# The records
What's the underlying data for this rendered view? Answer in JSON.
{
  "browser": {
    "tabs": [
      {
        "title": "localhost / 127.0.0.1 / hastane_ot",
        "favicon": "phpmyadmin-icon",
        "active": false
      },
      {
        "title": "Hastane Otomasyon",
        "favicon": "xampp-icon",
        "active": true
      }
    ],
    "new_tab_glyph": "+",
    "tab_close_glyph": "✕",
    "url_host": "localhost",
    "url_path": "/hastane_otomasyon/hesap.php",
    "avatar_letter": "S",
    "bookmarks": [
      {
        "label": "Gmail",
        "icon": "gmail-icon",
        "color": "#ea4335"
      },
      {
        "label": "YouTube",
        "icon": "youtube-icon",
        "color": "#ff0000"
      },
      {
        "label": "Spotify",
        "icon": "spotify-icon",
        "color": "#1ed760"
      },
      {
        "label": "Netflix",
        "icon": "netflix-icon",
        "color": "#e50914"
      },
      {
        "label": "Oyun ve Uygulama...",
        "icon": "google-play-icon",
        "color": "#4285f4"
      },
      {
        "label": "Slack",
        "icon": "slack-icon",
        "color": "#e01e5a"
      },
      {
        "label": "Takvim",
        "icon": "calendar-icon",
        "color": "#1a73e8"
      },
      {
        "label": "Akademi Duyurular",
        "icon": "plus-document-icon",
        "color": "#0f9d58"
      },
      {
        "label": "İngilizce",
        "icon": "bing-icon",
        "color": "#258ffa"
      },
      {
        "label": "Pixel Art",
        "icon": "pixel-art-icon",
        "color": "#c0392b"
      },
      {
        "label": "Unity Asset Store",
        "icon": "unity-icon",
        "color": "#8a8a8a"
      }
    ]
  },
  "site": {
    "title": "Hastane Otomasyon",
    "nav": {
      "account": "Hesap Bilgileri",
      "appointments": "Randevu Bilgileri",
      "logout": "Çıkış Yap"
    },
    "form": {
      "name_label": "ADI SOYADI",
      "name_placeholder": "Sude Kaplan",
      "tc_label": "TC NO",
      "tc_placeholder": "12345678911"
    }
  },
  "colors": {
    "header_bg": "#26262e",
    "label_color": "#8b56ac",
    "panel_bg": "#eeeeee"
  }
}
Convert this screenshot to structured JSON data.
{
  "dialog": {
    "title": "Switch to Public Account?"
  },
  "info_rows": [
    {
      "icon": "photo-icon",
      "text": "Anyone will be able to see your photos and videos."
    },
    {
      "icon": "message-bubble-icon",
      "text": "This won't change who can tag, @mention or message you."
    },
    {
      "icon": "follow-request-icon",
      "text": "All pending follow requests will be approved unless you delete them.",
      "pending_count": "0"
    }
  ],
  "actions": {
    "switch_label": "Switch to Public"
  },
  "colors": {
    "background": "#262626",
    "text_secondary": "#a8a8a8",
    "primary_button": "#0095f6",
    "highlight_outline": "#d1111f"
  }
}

# Short exercise
Can you give every line above again, exactly as written?

# Answer to this problem
What's the underlying data for this rendered view? Answer in JSON.
{
  "browser": {
    "tabs": [
      {
        "title": "localhost / 127.0.0.1 / hastane_ot",
        "favicon": "phpmyadmin-icon",
        "active": false
      },
      {
        "title": "Hastane Otomasyon",
        "favicon": "xampp-icon",
        "active": true
      }
    ],
    "new_tab_glyph": "+",
    "tab_close_glyph": "✕",
    "url_host": "localhost",
    "url_path": "/hastane_otomasyon/hesap.php",
    "avatar_letter": "S",
    "bookmarks": [
      {
        "label": "Gmail",
        "icon": "gmail-icon",
        "color": "#ea4335"
      },
      {
        "label": "YouTube",
        "icon": "youtube-icon",
        "color": "#ff0000"
      },
      {
        "label": "Spotify",
        "icon": "spotify-icon",
        "color": "#1ed760"
      },
      {
        "label": "Netflix",
        "icon": "netflix-icon",
        "color": "#e50914"
      },
      {
        "label": "Oyun ve Uygulama...",
        "icon": "google-play-icon",
        "color": "#4285f4"
      },
      {
        "label": "Slack",
        "icon": "slack-icon",
        "color": "#e01e5a"
      },
      {
        "label": "Takvim",
        "icon": "calendar-icon",
        "color": "#1a73e8"
      },
      {
        "label": "Akademi Duyurular",
        "icon": "plus-document-icon",
        "color": "#0f9d58"
      },
      {
        "label": "İngilizce",
        "icon": "bing-icon",
        "color": "#258ffa"
      },
      {
        "label": "Pixel Art",
        "icon": "pixel-art-icon",
        "color": "#c0392b"
      },
      {
        "label": "Unity Asset Store",
        "icon": "unity-icon",
        "color": "#8a8a8a"
      }
    ]
  },
  "site": {
    "title": "Hastane Otomasyon",
    "nav": {
      "account": "Hesap Bilgileri",
      "appointments": "Randevu Bilgileri",
      "logout": "Çıkış Yap"
    },
    "form": {
      "name_label": "ADI SOYADI",
      "name_placeholder": "Sude Kaplan",
      "tc_label": "TC NO",
      "tc_placeholder": "12345678911"
    }
  },
  "colors": {
    "header_bg": "#26262e",
    "label_color": "#8b56ac",
    "panel_bg": "#eeeeee"
  }
}
Convert this screenshot to structured JSON data.
{
  "dialog": {
    "title": "Switch to Public Account?"
  },
  "info_rows": [
    {
      "icon": "photo-icon",
      "text": "Anyone will be able to see your photos and videos."
    },
    {
      "icon": "message-bubble-icon",
      "text": "This won't change who can tag, @mention or message you."
    },
    {
      "icon": "follow-request-icon",
      "text": "All pending follow requests will be approved unless you delete them.",
      "pending_count": "0"
    }
  ],
  "actions": {
    "switch_label": "Switch to Public"
  },
  "colors": {
    "background": "#262626",
    "text_secondary": "#a8a8a8",
    "primary_button": "#0095f6",
    "highlight_outline": "#d1111f"
  }
}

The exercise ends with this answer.